Below are some entries. Output each one exactly as it appears.

Records excerpted from a collection ->
= = = =

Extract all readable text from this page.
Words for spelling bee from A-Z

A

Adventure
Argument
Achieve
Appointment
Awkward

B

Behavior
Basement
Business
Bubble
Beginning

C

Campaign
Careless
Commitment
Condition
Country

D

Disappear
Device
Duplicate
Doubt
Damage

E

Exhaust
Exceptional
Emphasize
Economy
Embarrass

= = = =

Problem solution ->
Extract all readable text from this page.
Words for spelling bee from A-Z

A

Adventure
Argument
Achieve
Appointment
Awkward

B

Behavior
Basement
Business
Bubble
Beginning

C

Campaign
Careless
Commitment
Condition
Country

D

Disappear
Device
Duplicate
Doubt
Damage

E

Exhaust
Exceptional
Emphasize
Economy
Embarrass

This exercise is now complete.